--- STORED ROWS ---
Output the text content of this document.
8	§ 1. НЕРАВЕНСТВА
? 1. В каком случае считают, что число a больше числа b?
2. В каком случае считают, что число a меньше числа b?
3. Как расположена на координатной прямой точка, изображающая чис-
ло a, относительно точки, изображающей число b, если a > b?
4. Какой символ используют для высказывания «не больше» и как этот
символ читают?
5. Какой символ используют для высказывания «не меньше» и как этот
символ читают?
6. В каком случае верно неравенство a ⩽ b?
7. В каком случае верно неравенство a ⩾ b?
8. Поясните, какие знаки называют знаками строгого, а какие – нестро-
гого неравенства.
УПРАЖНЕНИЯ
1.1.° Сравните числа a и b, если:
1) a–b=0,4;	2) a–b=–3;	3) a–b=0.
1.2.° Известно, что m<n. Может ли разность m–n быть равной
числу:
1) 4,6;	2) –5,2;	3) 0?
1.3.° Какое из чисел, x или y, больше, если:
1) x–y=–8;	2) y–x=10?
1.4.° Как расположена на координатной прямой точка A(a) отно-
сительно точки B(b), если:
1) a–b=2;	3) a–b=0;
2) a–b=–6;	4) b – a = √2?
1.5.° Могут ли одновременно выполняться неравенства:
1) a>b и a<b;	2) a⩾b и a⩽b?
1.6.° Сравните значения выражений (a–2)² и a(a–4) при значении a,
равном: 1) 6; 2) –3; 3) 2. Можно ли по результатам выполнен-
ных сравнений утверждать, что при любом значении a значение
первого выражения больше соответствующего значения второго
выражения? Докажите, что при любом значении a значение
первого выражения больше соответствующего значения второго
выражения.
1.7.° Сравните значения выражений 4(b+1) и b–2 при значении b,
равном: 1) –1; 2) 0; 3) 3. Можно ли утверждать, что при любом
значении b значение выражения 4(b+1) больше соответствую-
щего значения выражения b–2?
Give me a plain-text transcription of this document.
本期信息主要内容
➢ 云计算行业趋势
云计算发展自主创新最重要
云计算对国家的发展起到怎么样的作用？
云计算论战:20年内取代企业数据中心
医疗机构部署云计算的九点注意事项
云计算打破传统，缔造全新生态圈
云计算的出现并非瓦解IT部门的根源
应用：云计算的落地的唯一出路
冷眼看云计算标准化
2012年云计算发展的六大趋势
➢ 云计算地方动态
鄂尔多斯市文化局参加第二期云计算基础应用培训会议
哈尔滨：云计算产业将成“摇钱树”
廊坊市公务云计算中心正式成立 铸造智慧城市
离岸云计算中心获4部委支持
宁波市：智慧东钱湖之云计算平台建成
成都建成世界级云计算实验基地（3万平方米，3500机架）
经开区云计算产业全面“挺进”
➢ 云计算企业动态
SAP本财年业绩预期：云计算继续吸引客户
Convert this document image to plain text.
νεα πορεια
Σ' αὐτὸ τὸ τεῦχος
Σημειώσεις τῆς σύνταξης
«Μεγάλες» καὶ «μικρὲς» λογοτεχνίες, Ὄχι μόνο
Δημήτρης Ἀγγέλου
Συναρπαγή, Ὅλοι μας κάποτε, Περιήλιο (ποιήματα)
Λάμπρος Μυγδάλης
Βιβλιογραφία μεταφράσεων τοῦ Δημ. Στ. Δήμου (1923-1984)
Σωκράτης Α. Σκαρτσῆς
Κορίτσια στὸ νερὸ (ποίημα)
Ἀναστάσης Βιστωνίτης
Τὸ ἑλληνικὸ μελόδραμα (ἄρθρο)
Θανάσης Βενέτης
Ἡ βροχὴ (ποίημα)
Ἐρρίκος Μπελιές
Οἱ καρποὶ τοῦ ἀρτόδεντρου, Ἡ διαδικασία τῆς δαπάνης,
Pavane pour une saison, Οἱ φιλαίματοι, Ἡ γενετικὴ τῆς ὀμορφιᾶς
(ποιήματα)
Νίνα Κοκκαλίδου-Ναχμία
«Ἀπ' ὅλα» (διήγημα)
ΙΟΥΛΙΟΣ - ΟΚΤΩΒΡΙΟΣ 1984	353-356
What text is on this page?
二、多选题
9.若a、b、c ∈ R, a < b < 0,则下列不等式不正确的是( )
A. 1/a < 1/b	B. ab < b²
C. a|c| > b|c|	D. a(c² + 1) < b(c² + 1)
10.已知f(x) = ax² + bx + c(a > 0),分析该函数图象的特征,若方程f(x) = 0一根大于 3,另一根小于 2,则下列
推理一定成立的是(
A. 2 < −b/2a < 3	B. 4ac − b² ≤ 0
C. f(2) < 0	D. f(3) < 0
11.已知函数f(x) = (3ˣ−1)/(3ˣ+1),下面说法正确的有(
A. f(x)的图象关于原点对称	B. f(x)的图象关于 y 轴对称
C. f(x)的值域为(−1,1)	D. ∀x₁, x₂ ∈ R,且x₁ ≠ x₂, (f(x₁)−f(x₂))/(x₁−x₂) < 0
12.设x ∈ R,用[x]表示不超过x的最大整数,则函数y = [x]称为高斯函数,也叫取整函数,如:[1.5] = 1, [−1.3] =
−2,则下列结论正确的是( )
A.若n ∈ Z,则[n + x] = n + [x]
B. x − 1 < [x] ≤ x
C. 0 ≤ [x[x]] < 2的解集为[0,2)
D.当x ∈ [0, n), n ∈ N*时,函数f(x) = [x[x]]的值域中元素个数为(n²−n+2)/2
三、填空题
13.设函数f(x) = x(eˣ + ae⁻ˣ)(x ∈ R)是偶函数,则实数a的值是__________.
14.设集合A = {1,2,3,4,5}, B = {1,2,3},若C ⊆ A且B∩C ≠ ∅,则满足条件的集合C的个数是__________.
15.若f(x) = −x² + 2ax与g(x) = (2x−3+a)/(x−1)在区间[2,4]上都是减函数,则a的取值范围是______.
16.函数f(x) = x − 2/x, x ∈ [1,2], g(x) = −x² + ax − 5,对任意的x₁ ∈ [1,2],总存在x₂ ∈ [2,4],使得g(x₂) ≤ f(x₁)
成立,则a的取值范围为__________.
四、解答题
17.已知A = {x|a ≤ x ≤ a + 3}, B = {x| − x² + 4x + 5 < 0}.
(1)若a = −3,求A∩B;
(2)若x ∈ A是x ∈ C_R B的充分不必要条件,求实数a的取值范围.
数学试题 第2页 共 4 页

--- EXERCISE BRIEF ---
Print every record exactly as it was given.

--- SOLVED PROBLEM ---
Output the text content of this document.
8	§ 1. НЕРАВЕНСТВА
? 1. В каком случае считают, что число a больше числа b?
2. В каком случае считают, что число a меньше числа b?
3. Как расположена на координатной прямой точка, изображающая чис-
ло a, относительно точки, изображающей число b, если a > b?
4. Какой символ используют для высказывания «не больше» и как этот
символ читают?
5. Какой символ используют для высказывания «не меньше» и как этот
символ читают?
6. В каком случае верно неравенство a ⩽ b?
7. В каком случае верно неравенство a ⩾ b?
8. Поясните, какие знаки называют знаками строгого, а какие – нестро-
гого неравенства.
УПРАЖНЕНИЯ
1.1.° Сравните числа a и b, если:
1) a–b=0,4;	2) a–b=–3;	3) a–b=0.
1.2.° Известно, что m<n. Может ли разность m–n быть равной
числу:
1) 4,6;	2) –5,2;	3) 0?
1.3.° Какое из чисел, x или y, больше, если:
1) x–y=–8;	2) y–x=10?
1.4.° Как расположена на координатной прямой точка A(a) отно-
сительно точки B(b), если:
1) a–b=2;	3) a–b=0;
2) a–b=–6;	4) b – a = √2?
1.5.° Могут ли одновременно выполняться неравенства:
1) a>b и a<b;	2) a⩾b и a⩽b?
1.6.° Сравните значения выражений (a–2)² и a(a–4) при значении a,
равном: 1) 6; 2) –3; 3) 2. Можно ли по результатам выполнен-
ных сравнений утверждать, что при любом значении a значение
первого выражения больше соответствующего значения второго
выражения? Докажите, что при любом значении a значение
первого выражения больше соответствующего значения второго
выражения.
1.7.° Сравните значения выражений 4(b+1) и b–2 при значении b,
равном: 1) –1; 2) 0; 3) 3. Можно ли утверждать, что при любом
значении b значение выражения 4(b+1) больше соответствую-
щего значения выражения b–2?
Give me a plain-text transcription of this document.
本期信息主要内容
➢ 云计算行业趋势
云计算发展自主创新最重要
云计算对国家的发展起到怎么样的作用？
云计算论战:20年内取代企业数据中心
医疗机构部署云计算的九点注意事项
云计算打破传统，缔造全新生态圈
云计算的出现并非瓦解IT部门的根源
应用：云计算的落地的唯一出路
冷眼看云计算标准化
2012年云计算发展的六大趋势
➢ 云计算地方动态
鄂尔多斯市文化局参加第二期云计算基础应用培训会议
哈尔滨：云计算产业将成“摇钱树”
廊坊市公务云计算中心正式成立 铸造智慧城市
离岸云计算中心获4部委支持
宁波市：智慧东钱湖之云计算平台建成
成都建成世界级云计算实验基地（3万平方米，3500机架）
经开区云计算产业全面“挺进”
➢ 云计算企业动态
SAP本财年业绩预期：云计算继续吸引客户
Convert this document image to plain text.
νεα πορεια
Σ' αὐτὸ τὸ τεῦχος
Σημειώσεις τῆς σύνταξης
«Μεγάλες» καὶ «μικρὲς» λογοτεχνίες, Ὄχι μόνο
Δημήτρης Ἀγγέλου
Συναρπαγή, Ὅλοι μας κάποτε, Περιήλιο (ποιήματα)
Λάμπρος Μυγδάλης
Βιβλιογραφία μεταφράσεων τοῦ Δημ. Στ. Δήμου (1923-1984)
Σωκράτης Α. Σκαρτσῆς
Κορίτσια στὸ νερὸ (ποίημα)
Ἀναστάσης Βιστωνίτης
Τὸ ἑλληνικὸ μελόδραμα (ἄρθρο)
Θανάσης Βενέτης
Ἡ βροχὴ (ποίημα)
Ἐρρίκος Μπελιές
Οἱ καρποὶ τοῦ ἀρτόδεντρου, Ἡ διαδικασία τῆς δαπάνης,
Pavane pour une saison, Οἱ φιλαίματοι, Ἡ γενετικὴ τῆς ὀμορφιᾶς
(ποιήματα)
Νίνα Κοκκαλίδου-Ναχμία
«Ἀπ' ὅλα» (διήγημα)
ΙΟΥΛΙΟΣ - ΟΚΤΩΒΡΙΟΣ 1984	353-356
What text is on this page?
二、多选题
9.若a、b、c ∈ R, a < b < 0,则下列不等式不正确的是( )
A. 1/a < 1/b	B. ab < b²
C. a|c| > b|c|	D. a(c² + 1) < b(c² + 1)
10.已知f(x) = ax² + bx + c(a > 0),分析该函数图象的特征,若方程f(x) = 0一根大于 3,另一根小于 2,则下列
推理一定成立的是(
A. 2 < −b/2a < 3	B. 4ac − b² ≤ 0
C. f(2) < 0	D. f(3) < 0
11.已知函数f(x) = (3ˣ−1)/(3ˣ+1),下面说法正确的有(
A. f(x)的图象关于原点对称	B. f(x)的图象关于 y 轴对称
C. f(x)的值域为(−1,1)	D. ∀x₁, x₂ ∈ R,且x₁ ≠ x₂, (f(x₁)−f(x₂))/(x₁−x₂) < 0
12.设x ∈ R,用[x]表示不超过x的最大整数,则函数y = [x]称为高斯函数,也叫取整函数,如:[1.5] = 1, [−1.3] =
−2,则下列结论正确的是( )
A.若n ∈ Z,则[n + x] = n + [x]
B. x − 1 < [x] ≤ x
C. 0 ≤ [x[x]] < 2的解集为[0,2)
D.当x ∈ [0, n), n ∈ N*时,函数f(x) = [x[x]]的值域中元素个数为(n²−n+2)/2
三、填空题
13.设函数f(x) = x(eˣ + ae⁻ˣ)(x ∈ R)是偶函数,则实数a的值是__________.
14.设集合A = {1,2,3,4,5}, B = {1,2,3},若C ⊆ A且B∩C ≠ ∅,则满足条件的集合C的个数是__________.
15.若f(x) = −x² + 2ax与g(x) = (2x−3+a)/(x−1)在区间[2,4]上都是减函数,则a的取值范围是______.
16.函数f(x) = x − 2/x, x ∈ [1,2], g(x) = −x² + ax − 5,对任意的x₁ ∈ [1,2],总存在x₂ ∈ [2,4],使得g(x₂) ≤ f(x₁)
成立,则a的取值范围为__________.
四、解答题
17.已知A = {x|a ≤ x ≤ a + 3}, B = {x| − x² + 4x + 5 < 0}.
(1)若a = −3,求A∩B;
(2)若x ∈ A是x ∈ C_R B的充分不必要条件,求实数a的取值范围.
数学试题 第2页 共 4 页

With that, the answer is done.